=== Objective ===
For the material that follows, list every line containing the word "agent".

[Dataset items]
......

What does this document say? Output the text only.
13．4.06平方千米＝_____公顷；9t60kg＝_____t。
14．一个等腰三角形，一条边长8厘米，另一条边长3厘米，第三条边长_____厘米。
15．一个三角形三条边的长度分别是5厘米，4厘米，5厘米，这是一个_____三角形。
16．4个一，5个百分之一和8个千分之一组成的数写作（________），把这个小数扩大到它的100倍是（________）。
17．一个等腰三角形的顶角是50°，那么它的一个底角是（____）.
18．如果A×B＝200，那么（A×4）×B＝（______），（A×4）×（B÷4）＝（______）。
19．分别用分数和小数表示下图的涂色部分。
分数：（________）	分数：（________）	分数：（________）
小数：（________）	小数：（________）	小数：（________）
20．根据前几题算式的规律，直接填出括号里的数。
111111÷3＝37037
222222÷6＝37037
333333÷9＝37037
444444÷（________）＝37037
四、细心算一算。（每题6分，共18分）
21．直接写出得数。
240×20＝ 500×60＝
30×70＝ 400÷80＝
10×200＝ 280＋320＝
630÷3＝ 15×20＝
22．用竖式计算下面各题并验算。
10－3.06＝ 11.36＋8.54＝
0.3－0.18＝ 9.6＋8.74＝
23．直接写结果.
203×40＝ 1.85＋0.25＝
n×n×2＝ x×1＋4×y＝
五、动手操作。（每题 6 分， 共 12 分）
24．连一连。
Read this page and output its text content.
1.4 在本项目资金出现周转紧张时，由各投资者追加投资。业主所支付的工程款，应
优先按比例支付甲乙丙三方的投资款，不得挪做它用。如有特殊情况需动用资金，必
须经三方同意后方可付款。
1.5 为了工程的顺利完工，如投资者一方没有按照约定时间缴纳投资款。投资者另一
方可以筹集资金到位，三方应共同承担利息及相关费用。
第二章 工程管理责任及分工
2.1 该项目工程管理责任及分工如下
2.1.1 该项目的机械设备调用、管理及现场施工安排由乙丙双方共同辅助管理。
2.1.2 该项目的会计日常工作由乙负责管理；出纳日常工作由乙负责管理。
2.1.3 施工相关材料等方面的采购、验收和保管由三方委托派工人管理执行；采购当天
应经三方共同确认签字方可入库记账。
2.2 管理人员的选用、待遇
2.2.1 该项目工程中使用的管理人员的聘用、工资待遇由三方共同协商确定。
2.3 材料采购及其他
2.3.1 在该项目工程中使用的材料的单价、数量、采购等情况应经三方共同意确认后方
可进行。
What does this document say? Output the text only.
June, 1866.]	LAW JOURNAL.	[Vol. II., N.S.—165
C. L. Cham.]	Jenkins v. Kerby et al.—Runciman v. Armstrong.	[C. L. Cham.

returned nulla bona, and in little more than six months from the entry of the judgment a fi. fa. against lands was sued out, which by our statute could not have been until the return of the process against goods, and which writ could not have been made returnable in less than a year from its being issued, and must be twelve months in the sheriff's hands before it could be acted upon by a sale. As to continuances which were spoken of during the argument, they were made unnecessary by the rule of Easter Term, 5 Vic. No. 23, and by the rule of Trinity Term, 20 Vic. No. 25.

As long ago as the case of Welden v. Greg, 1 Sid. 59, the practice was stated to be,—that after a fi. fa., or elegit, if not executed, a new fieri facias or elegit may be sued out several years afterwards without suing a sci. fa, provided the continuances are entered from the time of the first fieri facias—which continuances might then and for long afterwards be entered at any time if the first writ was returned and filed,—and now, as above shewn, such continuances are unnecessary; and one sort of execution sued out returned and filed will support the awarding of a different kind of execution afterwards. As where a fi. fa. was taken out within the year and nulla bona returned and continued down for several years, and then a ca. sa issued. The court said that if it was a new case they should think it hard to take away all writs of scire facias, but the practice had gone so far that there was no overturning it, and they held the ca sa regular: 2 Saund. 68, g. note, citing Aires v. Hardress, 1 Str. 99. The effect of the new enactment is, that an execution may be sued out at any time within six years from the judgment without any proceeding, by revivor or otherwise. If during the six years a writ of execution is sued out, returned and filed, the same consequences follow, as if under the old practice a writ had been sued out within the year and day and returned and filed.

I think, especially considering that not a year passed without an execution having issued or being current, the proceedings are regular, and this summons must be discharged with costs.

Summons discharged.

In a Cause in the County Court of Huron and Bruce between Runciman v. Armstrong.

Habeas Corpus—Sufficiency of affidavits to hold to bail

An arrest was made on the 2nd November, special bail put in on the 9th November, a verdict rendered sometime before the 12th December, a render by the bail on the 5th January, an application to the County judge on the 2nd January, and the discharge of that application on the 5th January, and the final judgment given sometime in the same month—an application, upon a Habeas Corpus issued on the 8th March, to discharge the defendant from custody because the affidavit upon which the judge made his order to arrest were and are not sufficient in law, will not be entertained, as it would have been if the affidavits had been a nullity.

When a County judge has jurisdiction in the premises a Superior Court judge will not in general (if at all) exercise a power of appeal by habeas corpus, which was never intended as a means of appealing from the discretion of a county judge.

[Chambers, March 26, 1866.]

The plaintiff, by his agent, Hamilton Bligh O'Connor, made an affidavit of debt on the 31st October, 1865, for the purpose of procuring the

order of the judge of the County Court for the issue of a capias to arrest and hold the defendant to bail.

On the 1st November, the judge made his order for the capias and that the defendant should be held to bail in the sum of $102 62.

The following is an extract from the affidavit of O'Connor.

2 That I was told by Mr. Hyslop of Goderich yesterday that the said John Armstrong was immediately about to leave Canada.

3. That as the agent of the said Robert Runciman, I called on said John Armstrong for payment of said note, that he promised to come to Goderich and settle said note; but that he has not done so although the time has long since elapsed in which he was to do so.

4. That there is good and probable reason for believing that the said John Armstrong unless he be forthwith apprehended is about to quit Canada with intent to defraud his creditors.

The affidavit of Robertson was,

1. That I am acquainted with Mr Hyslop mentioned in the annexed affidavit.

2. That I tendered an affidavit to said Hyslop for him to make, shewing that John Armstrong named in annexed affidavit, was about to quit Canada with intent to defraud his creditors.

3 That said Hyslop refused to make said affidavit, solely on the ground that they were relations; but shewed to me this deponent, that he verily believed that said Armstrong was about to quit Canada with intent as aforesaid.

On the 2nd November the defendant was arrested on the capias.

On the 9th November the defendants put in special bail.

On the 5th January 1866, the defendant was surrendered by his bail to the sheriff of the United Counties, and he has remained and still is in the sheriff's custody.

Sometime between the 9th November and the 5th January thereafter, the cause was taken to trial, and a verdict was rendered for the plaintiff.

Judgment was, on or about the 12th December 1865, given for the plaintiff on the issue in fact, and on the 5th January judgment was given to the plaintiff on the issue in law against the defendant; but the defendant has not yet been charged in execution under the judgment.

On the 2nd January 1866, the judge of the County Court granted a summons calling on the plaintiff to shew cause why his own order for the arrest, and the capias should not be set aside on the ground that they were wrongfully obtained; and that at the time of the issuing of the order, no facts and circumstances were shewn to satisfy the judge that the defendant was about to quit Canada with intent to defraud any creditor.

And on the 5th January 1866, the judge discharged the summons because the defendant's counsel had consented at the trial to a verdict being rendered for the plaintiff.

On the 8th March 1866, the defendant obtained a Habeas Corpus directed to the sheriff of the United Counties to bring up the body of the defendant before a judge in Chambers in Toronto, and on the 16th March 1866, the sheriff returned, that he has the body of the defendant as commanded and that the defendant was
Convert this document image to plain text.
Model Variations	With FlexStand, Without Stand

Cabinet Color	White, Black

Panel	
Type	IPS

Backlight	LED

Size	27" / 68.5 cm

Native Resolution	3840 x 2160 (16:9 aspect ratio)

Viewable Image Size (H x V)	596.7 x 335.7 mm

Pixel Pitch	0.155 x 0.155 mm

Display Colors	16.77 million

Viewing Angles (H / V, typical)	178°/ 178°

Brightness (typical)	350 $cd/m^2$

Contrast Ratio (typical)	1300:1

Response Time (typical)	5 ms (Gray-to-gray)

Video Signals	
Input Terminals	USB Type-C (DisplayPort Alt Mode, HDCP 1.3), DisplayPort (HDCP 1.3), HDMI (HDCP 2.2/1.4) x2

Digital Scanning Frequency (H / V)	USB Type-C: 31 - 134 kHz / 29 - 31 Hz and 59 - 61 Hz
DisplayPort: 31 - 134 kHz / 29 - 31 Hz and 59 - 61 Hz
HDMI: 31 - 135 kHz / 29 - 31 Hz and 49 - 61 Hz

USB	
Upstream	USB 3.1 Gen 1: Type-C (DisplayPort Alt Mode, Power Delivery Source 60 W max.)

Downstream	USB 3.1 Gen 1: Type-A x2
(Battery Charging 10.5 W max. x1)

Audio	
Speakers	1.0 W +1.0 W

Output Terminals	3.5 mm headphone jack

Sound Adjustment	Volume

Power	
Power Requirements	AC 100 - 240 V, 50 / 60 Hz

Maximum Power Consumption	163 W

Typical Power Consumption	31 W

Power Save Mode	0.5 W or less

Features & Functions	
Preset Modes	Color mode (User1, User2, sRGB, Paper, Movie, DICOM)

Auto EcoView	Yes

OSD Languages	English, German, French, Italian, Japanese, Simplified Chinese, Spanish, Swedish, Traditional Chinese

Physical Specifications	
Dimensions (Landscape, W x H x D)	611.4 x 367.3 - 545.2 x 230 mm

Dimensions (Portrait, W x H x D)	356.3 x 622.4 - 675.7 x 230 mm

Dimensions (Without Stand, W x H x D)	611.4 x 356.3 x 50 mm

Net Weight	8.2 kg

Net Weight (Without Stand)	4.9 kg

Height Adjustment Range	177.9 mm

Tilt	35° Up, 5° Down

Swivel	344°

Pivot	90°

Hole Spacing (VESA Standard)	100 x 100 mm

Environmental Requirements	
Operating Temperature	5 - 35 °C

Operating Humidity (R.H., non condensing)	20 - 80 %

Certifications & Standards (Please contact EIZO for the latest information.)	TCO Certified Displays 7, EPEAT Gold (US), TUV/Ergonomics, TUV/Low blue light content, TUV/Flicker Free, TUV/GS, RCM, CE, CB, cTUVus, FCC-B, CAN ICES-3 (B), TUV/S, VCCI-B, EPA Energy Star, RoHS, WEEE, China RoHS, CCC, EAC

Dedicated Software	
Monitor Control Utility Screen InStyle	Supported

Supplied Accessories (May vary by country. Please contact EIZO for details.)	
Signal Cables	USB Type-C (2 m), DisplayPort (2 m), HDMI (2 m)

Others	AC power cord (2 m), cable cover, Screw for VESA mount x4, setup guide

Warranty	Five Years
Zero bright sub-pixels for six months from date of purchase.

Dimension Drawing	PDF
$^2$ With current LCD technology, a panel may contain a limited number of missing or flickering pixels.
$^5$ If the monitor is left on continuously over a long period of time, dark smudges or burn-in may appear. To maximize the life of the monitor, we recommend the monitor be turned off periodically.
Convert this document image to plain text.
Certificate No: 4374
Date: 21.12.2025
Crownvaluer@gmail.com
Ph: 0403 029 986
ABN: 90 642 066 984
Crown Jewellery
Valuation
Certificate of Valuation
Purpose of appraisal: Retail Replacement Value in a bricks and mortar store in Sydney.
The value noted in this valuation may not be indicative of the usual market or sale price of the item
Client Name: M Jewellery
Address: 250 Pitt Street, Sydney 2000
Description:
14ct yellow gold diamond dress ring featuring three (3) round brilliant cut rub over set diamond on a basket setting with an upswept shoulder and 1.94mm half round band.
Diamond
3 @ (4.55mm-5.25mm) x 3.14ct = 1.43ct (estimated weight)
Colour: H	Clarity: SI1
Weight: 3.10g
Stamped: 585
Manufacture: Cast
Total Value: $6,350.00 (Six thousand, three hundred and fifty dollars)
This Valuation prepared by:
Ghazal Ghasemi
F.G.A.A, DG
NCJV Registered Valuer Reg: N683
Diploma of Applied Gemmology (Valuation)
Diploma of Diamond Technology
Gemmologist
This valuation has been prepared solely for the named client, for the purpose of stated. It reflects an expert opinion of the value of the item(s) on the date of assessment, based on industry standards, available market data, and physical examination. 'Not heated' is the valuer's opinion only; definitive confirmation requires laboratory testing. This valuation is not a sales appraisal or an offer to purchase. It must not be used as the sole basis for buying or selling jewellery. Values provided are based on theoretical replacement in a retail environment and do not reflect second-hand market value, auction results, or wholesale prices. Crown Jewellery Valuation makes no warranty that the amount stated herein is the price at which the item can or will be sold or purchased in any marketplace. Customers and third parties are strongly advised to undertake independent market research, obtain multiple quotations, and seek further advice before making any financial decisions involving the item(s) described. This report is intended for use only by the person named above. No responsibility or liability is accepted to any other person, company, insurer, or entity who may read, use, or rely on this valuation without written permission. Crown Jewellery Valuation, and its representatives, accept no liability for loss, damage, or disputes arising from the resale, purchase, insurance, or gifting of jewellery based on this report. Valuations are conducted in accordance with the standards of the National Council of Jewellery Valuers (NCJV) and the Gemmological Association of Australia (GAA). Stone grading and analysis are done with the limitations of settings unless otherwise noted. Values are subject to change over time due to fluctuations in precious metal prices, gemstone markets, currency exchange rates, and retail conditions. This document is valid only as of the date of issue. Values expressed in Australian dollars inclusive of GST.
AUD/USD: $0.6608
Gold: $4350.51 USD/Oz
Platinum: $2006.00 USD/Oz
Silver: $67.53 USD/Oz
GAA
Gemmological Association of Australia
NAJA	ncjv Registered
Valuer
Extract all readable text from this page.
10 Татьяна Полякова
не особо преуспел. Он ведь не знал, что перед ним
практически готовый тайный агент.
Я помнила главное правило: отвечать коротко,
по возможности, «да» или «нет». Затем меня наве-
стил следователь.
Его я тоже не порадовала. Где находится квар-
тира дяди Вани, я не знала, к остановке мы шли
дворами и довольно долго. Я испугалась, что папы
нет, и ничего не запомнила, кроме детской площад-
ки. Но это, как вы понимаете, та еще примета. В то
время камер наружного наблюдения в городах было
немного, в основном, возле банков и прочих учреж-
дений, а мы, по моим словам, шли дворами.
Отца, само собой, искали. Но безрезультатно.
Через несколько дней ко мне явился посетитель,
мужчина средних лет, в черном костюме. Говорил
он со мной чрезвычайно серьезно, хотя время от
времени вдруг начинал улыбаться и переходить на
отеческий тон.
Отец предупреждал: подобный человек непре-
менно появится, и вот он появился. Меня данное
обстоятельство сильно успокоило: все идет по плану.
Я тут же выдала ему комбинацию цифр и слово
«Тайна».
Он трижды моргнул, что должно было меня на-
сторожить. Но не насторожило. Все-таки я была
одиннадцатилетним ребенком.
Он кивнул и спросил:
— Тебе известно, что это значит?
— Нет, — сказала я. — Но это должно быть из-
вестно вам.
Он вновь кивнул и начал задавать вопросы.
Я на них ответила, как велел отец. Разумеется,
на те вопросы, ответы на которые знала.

......

=== Result for this task ===
The plaintiff, by his agent, Hamilton Bligh O'Connor, made an affidavit of debt on the 31st October, 1865, for the purpose of procuring the
3. That as the agent of the said Robert Runciman, I called on said John Armstrong for payment of said note, that he promised to come to Goderich and settle said note; but that he has not done so although the time has long since elapsed in which he was to do so.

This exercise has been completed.